== WHAT IS ASKED ==
Output each entry verbatim and exclude every picture from it.

----- DATA SHOWN -----

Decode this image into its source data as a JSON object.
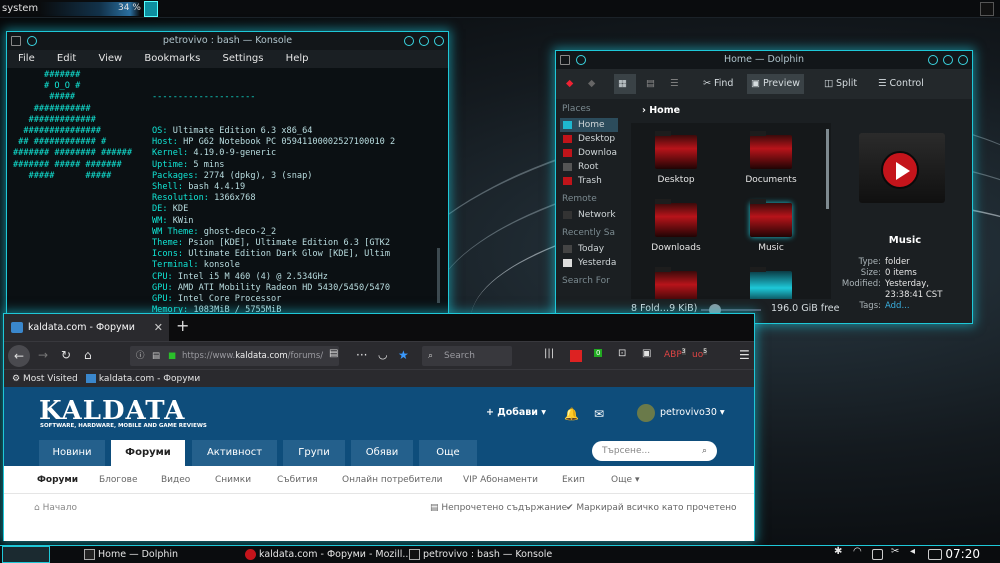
{
  "topbar": {
    "system_label": "system",
    "cpu_percent": "34 %"
  },
  "konsole": {
    "title": "petrovivo : bash — Konsole",
    "menu": [
      "File",
      "Edit",
      "View",
      "Bookmarks",
      "Settings",
      "Help"
    ],
    "logo_lines": [
      "      #######",
      "      # O_O #",
      "       #####",
      "    ###########",
      "   #############",
      "  ###############",
      " ## ############ #",
      "####### ######## ######",
      "####### ##### #######",
      "   #####      #####"
    ],
    "separator": "--------------------",
    "info": [
      {
        "k": "OS:",
        "v": "Ultimate Edition 6.3 x86_64"
      },
      {
        "k": "Host:",
        "v": "HP G62 Notebook PC 05941100002527100010 2"
      },
      {
        "k": "Kernel:",
        "v": "4.19.0-9-generic"
      },
      {
        "k": "Uptime:",
        "v": "5 mins"
      },
      {
        "k": "Packages:",
        "v": "2774 (dpkg), 3 (snap)"
      },
      {
        "k": "Shell:",
        "v": "bash 4.4.19"
      },
      {
        "k": "Resolution:",
        "v": "1366x768"
      },
      {
        "k": "DE:",
        "v": "KDE"
      },
      {
        "k": "WM:",
        "v": "KWin"
      },
      {
        "k": "WM Theme:",
        "v": "ghost-deco-2_2"
      },
      {
        "k": "Theme:",
        "v": "Psion [KDE], Ultimate Edition 6.3 [GTK2"
      },
      {
        "k": "Icons:",
        "v": "Ultimate Edition Dark Glow [KDE], Ultim"
      },
      {
        "k": "Terminal:",
        "v": "konsole"
      },
      {
        "k": "CPU:",
        "v": "Intel i5 M 460 (4) @ 2.534GHz"
      },
      {
        "k": "GPU:",
        "v": "AMD ATI Mobility Radeon HD 5430/5450/5470"
      },
      {
        "k": "GPU:",
        "v": "Intel Core Processor"
      },
      {
        "k": "Memory:",
        "v": "1083MiB / 5755MiB"
      }
    ],
    "palette": [
      "#b82a2a",
      "#2ab82a",
      "#c8a018",
      "#2a3ab8",
      "#b82ab8",
      "#18b8b8",
      "#c8c8c8"
    ]
  },
  "dolphin": {
    "title": "Home — Dolphin",
    "toolbar": {
      "find": "Find",
      "preview": "Preview",
      "split": "Split",
      "control": "Control"
    },
    "places_header": "Places",
    "places": [
      "Home",
      "Desktop",
      "Downloa",
      "Root",
      "Trash"
    ],
    "remote_header": "Remote",
    "remote": [
      "Network"
    ],
    "recent_header": "Recently Sa",
    "recent": [
      "Today",
      "Yesterda"
    ],
    "search_header": "Search For",
    "breadcrumb": "Home",
    "folders": [
      "Desktop",
      "Documents",
      "Downloads",
      "Music"
    ],
    "status_left": "8 Fold…9 KiB)",
    "status_right": "196.0 GiB free",
    "preview_name": "Music",
    "meta": [
      {
        "l": "Type:",
        "v": "folder"
      },
      {
        "l": "Size:",
        "v": "0 items"
      },
      {
        "l": "Modified:",
        "v": "Yesterday, 23:38:41 CST"
      },
      {
        "l": "Tags:",
        "v": "Add..."
      }
    ]
  },
  "firefox": {
    "tab_title": "kaldata.com - Форуми",
    "url_prefix": "https://www.",
    "url_domain": "kaldata.com",
    "url_rest": "/forums/",
    "search_placeholder": "Search",
    "bookmarks": [
      "Most Visited",
      "kaldata.com - Форуми"
    ],
    "badges": {
      "b1": "0",
      "b2": "3",
      "b3": "5"
    },
    "site": {
      "logo": "KALDATA",
      "logo_sub": "SOFTWARE, HARDWARE, MOBILE AND GAME REVIEWS",
      "add": "+ Добави ▾",
      "user": "petrovivo30 ▾",
      "tabs": [
        "Новини",
        "Форуми",
        "Активност",
        "Групи",
        "Обяви",
        "Още"
      ],
      "search_placeholder": "Търсене...",
      "subnav": [
        "Форуми",
        "Блогове",
        "Видео",
        "Снимки",
        "Събития",
        "Онлайн потребители",
        "VIP Абонаменти",
        "Екип",
        "Още ▾"
      ],
      "home_crumb": "Начало",
      "unread": "Непрочетено съдържание",
      "mark_read": "Маркирай всичко като прочетено"
    }
  },
  "taskbar": {
    "tasks": [
      "Home — Dolphin",
      "kaldata.com - Форуми - Mozill...",
      "petrovivo : bash — Konsole"
    ],
    "clock": "07:20"
  }
}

-----

== WRITTEN ANSWER ==
Decode this image into its source data as a JSON object.
{
  "topbar": {
    "system_label": "system",
    "cpu_percent": "34 %"
  },
  "konsole": {
    "title": "petrovivo : bash — Konsole",
    "menu": [
      "File",
      "Edit",
      "View",
      "Bookmarks",
      "Settings",
      "Help"
    ],
    "logo_lines": [
      "      #######",
      "      # O_O #",
      "       #####",
      "    ###########",
      "   #############",
      "  ###############",
      " ## ############ #",
      "####### ######## ######",
      "####### ##### #######",
      "   #####      #####"
    ],
    "separator": "--------------------",
    "info": [
      {
        "k": "OS:",
        "v": "Ultimate Edition 6.3 x86_64"
      },
      {
        "k": "Host:",
        "v": "HP G62 Notebook PC 05941100002527100010 2"
      },
      {
        "k": "Kernel:",
        "v": "4.19.0-9-generic"
      },
      {
        "k": "Uptime:",
        "v": "5 mins"
      },
      {
        "k": "Packages:",
        "v": "2774 (dpkg), 3 (snap)"
      },
      {
        "k": "Shell:",
        "v": "bash 4.4.19"
      },
      {
        "k": "Resolution:",
        "v": "1366x768"
      },
      {
        "k": "DE:",
        "v": "KDE"
      },
      {
        "k": "WM:",
        "v": "KWin"
      },
      {
        "k": "WM Theme:",
        "v": "ghost-deco-2_2"
      },
      {
        "k": "Theme:",
        "v": "Psion [KDE], Ultimate Edition 6.3 [GTK2"
      },
      {
        "k": "Icons:",
        "v": "Ultimate Edition Dark Glow [KDE], Ultim"
      },
      {
        "k": "Terminal:",
        "v": "konsole"
      },
      {
        "k": "CPU:",
        "v": "Intel i5 M 460 (4) @ 2.534GHz"
      },
      {
        "k": "GPU:",
        "v": "AMD ATI Mobility Radeon HD 5430/5450/5470"
      },
      {
        "k": "GPU:",
        "v": "Intel Core Processor"
      },
      {
        "k": "Memory:",
        "v": "1083MiB / 5755MiB"
      }
    ],
    "palette": [
      "#b82a2a",
      "#2ab82a",
      "#c8a018",
      "#2a3ab8",
      "#b82ab8",
      "#18b8b8",
      "#c8c8c8"
    ]
  },
  "dolphin": {
    "title": "Home — Dolphin",
    "toolbar": {
      "find": "Find",
      "preview": "Preview",
      "split": "Split",
      "control": "Control"
    },
    "places_header": "Places",
    "places": [
      "Home",
      "Desktop",
      "Downloa",
      "Root",
      "Trash"
    ],
    "remote_header": "Remote",
    "remote": [
      "Network"
    ],
    "recent_header": "Recently Sa",
    "recent": [
      "Today",
      "Yesterda"
    ],
    "search_header": "Search For",
    "breadcrumb": "Home",
    "folders": [
      "Desktop",
      "Documents",
      "Downloads",
      "Music"
    ],
    "status_left": "8 Fold…9 KiB)",
    "status_right": "196.0 GiB free",
    "preview_name": "Music",
    "meta": [
      {
        "l": "Type:",
        "v": "folder"
      },
      {
        "l": "Size:",
        "v": "0 items"
      },
      {
        "l": "Modified:",
        "v": "Yesterday, 23:38:41 CST"
      },
      {
        "l": "Tags:",
        "v": "Add..."
      }
    ]
  },
  "firefox": {
    "tab_title": "kaldata.com - Форуми",
    "url_prefix": "https://www.",
    "url_domain": "kaldata.com",
    "url_rest": "/forums/",
    "search_placeholder": "Search",
    "bookmarks": [
      "Most Visited",
      "kaldata.com - Форуми"
    ],
    "badges": {
      "b1": "0",
      "b2": "3",
      "b3": "5"
    },
    "site": {
      "logo": "KALDATA",
      "logo_sub": "SOFTWARE, HARDWARE, MOBILE AND GAME REVIEWS",
      "add": "+ Добави ▾",
      "user": "petrovivo30 ▾",
      "tabs": [
        "Новини",
        "Форуми",
        "Активност",
        "Групи",
        "Обяви",
        "Още"
      ],
      "search_placeholder": "Търсене...",
      "subnav": [
        "Форуми",
        "Блогове",
        "Видео",
        "Снимки",
        "Събития",
        "Онлайн потребители",
        "VIP Абонаменти",
        "Екип",
        "Още ▾"
      ],
      "home_crumb": "Начало",
      "unread": "Непрочетено съдържание",
      "mark_read": "Маркирай всичко като прочетено"
    }
  },
  "taskbar": {
    "tasks": [
      "Home — Dolphin",
      "kaldata.com - Форуми - Mozill...",
      "petrovivo : bash — Konsole"
    ],
    "clock": "07:20"
  }
}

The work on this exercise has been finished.